Instructions to follow. Lines holding the string "image" are the ones to copy from this listing.

┌─ Provided information

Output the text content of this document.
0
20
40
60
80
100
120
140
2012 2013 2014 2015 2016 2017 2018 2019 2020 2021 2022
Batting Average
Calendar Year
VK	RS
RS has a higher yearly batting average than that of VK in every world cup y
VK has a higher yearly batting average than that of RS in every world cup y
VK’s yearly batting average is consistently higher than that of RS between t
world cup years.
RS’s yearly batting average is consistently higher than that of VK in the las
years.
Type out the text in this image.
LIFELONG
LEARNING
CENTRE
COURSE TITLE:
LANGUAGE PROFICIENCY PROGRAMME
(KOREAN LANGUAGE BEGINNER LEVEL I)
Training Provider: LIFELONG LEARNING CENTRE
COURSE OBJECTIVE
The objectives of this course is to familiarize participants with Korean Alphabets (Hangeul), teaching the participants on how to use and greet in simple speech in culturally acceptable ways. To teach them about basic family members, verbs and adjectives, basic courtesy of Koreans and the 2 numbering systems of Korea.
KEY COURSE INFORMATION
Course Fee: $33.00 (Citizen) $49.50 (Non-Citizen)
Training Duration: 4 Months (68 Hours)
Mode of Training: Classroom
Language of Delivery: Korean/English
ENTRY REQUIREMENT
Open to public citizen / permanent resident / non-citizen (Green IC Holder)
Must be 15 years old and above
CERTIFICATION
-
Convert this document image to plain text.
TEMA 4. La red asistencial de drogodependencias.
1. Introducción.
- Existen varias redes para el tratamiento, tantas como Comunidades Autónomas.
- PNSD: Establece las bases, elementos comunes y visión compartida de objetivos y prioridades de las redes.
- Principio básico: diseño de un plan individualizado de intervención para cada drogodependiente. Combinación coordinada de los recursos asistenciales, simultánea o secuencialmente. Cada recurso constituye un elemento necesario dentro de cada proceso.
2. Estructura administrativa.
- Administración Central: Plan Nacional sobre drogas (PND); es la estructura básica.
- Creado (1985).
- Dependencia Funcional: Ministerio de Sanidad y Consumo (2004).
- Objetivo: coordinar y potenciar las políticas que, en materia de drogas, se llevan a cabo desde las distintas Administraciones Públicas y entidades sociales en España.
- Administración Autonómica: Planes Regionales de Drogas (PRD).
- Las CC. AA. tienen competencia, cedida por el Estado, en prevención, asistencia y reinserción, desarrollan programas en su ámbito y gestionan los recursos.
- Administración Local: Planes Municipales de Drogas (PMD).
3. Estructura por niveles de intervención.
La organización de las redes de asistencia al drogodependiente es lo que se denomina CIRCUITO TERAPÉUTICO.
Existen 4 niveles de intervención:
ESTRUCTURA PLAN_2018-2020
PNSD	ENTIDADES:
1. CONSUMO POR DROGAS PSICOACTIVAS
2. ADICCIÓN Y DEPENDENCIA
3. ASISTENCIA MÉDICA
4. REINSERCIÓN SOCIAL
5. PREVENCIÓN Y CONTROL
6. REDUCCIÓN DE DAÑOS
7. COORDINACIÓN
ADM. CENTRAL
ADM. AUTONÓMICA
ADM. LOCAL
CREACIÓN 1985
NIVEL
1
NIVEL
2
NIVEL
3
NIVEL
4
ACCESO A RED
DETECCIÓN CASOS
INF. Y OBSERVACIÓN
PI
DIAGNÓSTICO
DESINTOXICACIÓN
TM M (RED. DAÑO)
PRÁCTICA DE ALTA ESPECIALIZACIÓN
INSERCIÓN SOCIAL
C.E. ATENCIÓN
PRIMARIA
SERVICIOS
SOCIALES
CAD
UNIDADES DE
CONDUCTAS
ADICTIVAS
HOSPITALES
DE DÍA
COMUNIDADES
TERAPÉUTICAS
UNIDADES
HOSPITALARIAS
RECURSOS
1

└─

Finished exercise.
Type out the text in this image.
Convert this document image to plain text.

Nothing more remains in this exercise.